▶ **Task to carry out**
In the copy, keep every record exact and leave out all images.

▶ **Record extracts**
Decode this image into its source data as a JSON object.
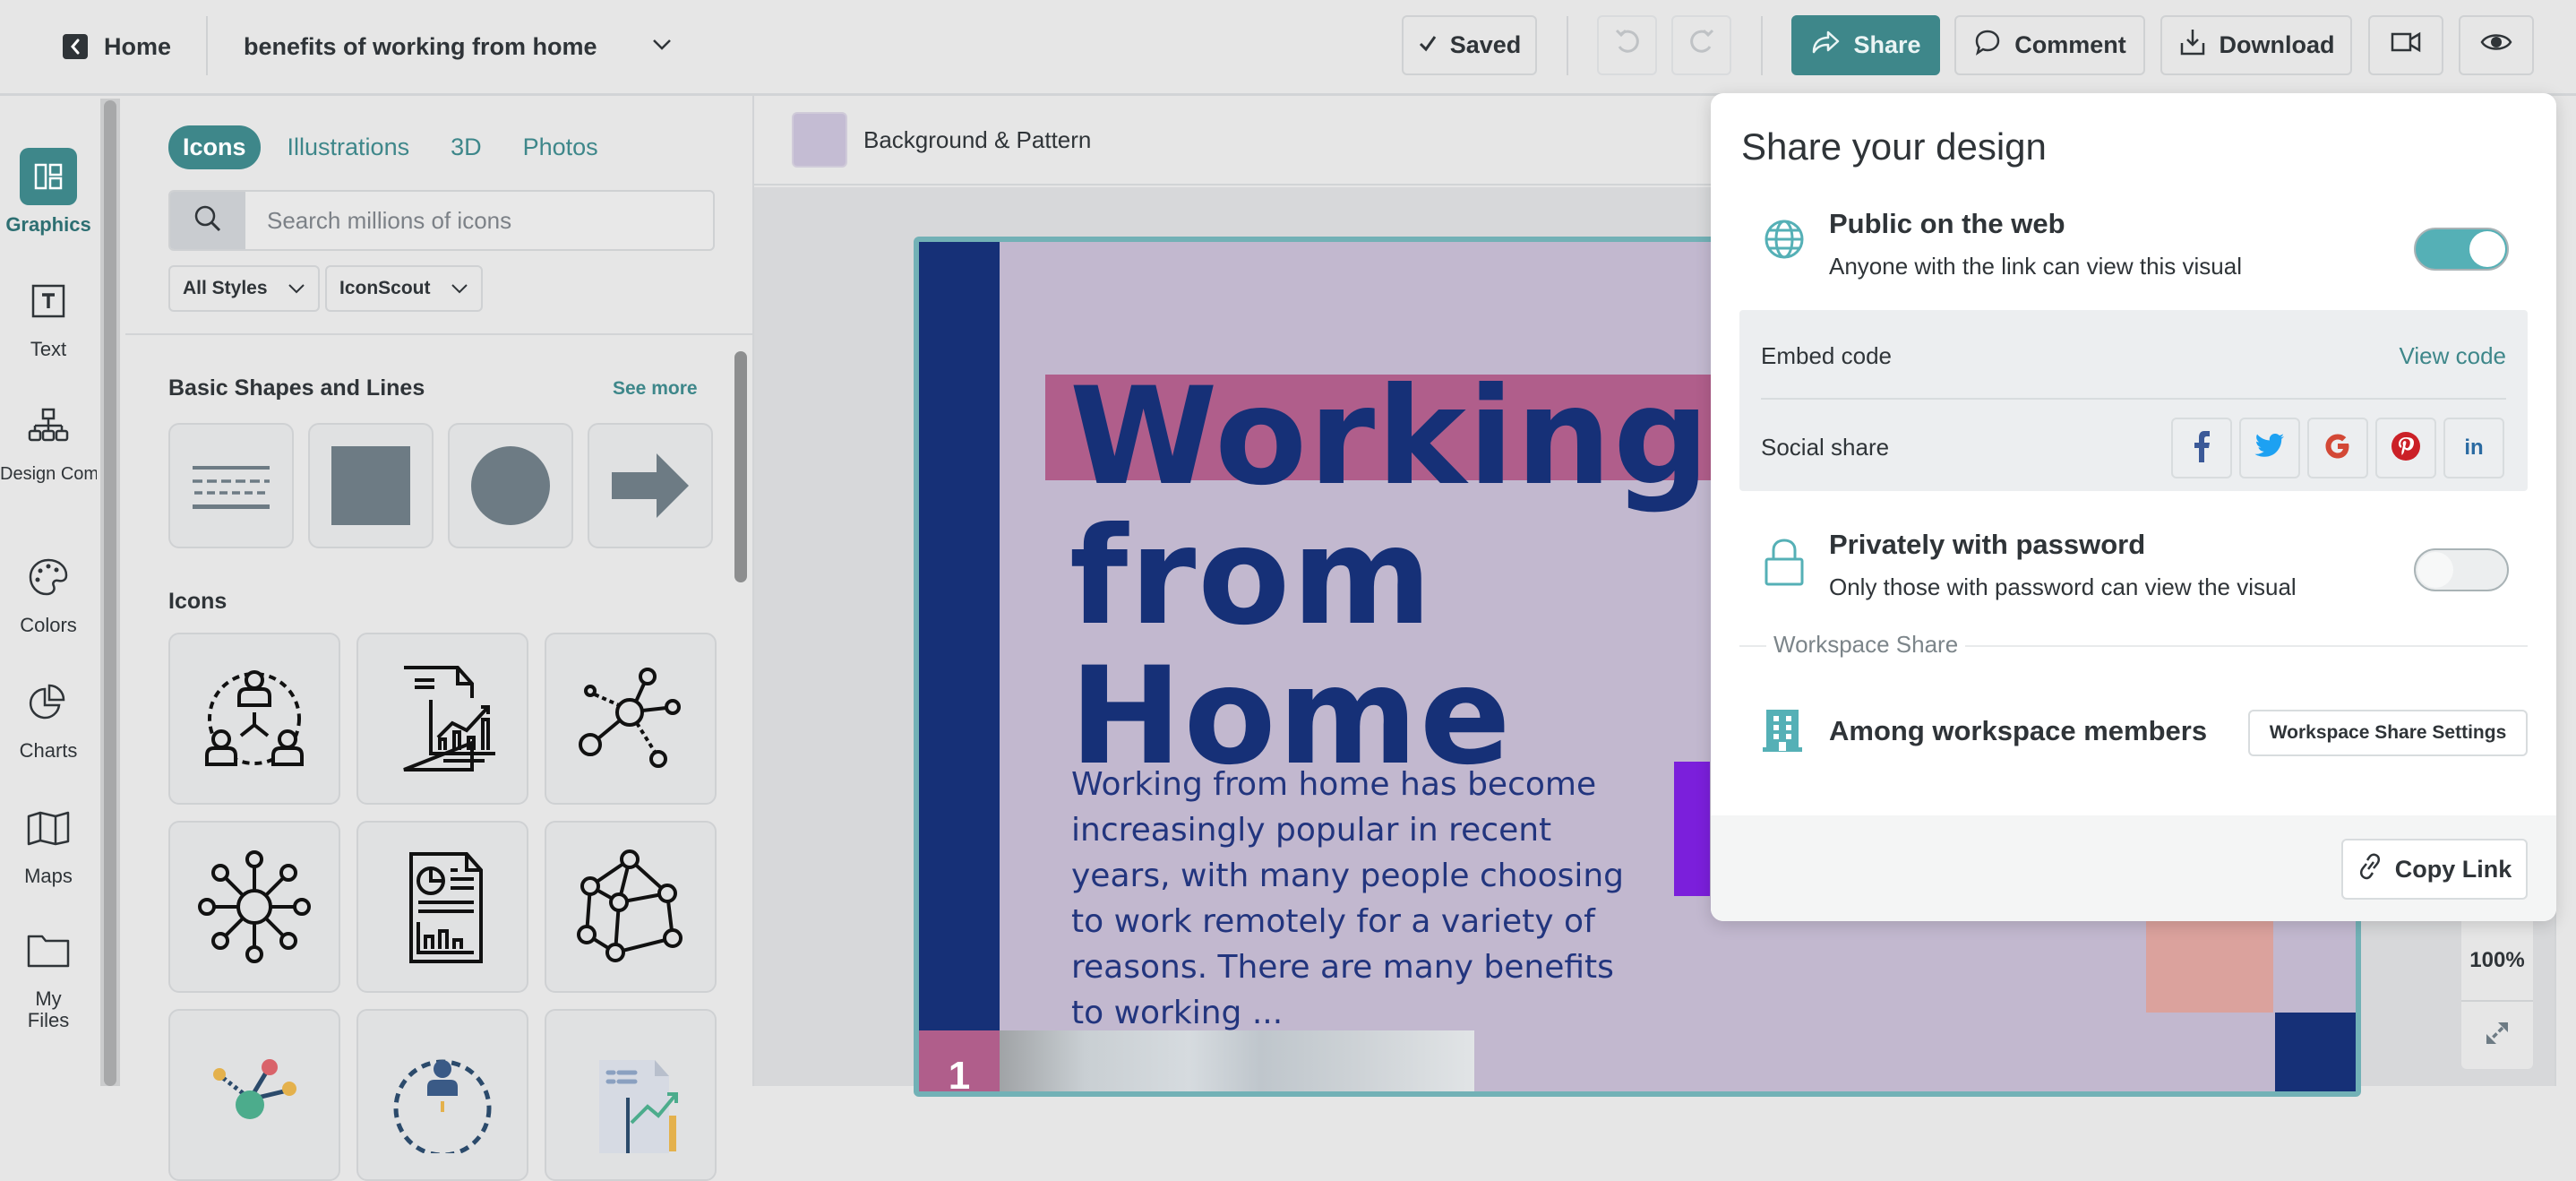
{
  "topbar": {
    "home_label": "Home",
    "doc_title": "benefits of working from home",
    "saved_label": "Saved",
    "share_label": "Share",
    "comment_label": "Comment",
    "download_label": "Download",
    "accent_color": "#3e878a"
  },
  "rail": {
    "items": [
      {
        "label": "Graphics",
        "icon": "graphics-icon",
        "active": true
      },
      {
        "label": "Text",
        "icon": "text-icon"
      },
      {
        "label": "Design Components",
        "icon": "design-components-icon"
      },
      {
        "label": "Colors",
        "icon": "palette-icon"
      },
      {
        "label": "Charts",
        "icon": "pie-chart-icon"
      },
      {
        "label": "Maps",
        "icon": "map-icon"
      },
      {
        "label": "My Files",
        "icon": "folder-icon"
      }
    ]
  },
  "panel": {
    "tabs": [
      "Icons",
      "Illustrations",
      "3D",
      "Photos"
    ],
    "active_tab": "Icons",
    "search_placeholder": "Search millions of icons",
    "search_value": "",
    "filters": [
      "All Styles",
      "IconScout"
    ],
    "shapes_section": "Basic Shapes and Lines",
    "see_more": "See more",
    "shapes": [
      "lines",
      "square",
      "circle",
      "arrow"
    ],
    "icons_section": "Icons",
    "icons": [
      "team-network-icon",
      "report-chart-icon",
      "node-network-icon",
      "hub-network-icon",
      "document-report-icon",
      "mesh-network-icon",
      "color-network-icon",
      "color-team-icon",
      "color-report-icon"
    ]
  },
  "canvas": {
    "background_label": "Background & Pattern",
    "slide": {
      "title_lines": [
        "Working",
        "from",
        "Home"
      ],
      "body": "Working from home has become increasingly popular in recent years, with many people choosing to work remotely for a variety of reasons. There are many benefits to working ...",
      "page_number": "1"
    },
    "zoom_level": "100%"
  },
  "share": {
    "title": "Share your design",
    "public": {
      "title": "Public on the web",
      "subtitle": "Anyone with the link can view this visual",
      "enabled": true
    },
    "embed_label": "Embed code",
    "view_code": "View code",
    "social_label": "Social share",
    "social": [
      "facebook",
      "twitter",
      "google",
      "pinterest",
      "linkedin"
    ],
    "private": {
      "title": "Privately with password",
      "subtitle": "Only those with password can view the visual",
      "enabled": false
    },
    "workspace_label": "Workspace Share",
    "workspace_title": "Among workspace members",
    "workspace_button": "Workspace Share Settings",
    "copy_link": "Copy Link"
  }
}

▶ **Correct result**
Decode this image into its source data as a JSON object.
{
  "topbar": {
    "home_label": "Home",
    "doc_title": "benefits of working from home",
    "saved_label": "Saved",
    "share_label": "Share",
    "comment_label": "Comment",
    "download_label": "Download",
    "accent_color": "#3e878a"
  },
  "rail": {
    "items": [
      {
        "label": "Graphics",
        "icon": "graphics-icon",
        "active": true
      },
      {
        "label": "Text",
        "icon": "text-icon"
      },
      {
        "label": "Design Components",
        "icon": "design-components-icon"
      },
      {
        "label": "Colors",
        "icon": "palette-icon"
      },
      {
        "label": "Charts",
        "icon": "pie-chart-icon"
      },
      {
        "label": "Maps",
        "icon": "map-icon"
      },
      {
        "label": "My Files",
        "icon": "folder-icon"
      }
    ]
  },
  "panel": {
    "tabs": [
      "Icons",
      "Illustrations",
      "3D",
      "Photos"
    ],
    "active_tab": "Icons",
    "search_placeholder": "Search millions of icons",
    "search_value": "",
    "filters": [
      "All Styles",
      "IconScout"
    ],
    "shapes_section": "Basic Shapes and Lines",
    "see_more": "See more",
    "shapes": [
      "lines",
      "square",
      "circle",
      "arrow"
    ],
    "icons_section": "Icons",
    "icons": [
      "team-network-icon",
      "report-chart-icon",
      "node-network-icon",
      "hub-network-icon",
      "document-report-icon",
      "mesh-network-icon",
      "color-network-icon",
      "color-team-icon",
      "color-report-icon"
    ]
  },
  "canvas": {
    "background_label": "Background & Pattern",
    "slide": {
      "title_lines": [
        "Working",
        "from",
        "Home"
      ],
      "body": "Working from home has become increasingly popular in recent years, with many people choosing to work remotely for a variety of reasons. There are many benefits to working ...",
      "page_number": "1"
    },
    "zoom_level": "100%"
  },
  "share": {
    "title": "Share your design",
    "public": {
      "title": "Public on the web",
      "subtitle": "Anyone with the link can view this visual",
      "enabled": true
    },
    "embed_label": "Embed code",
    "view_code": "View code",
    "social_label": "Social share",
    "social": [
      "facebook",
      "twitter",
      "google",
      "pinterest",
      "linkedin"
    ],
    "private": {
      "title": "Privately with password",
      "subtitle": "Only those with password can view the visual",
      "enabled": false
    },
    "workspace_label": "Workspace Share",
    "workspace_title": "Among workspace members",
    "workspace_button": "Workspace Share Settings",
    "copy_link": "Copy Link"
  }
}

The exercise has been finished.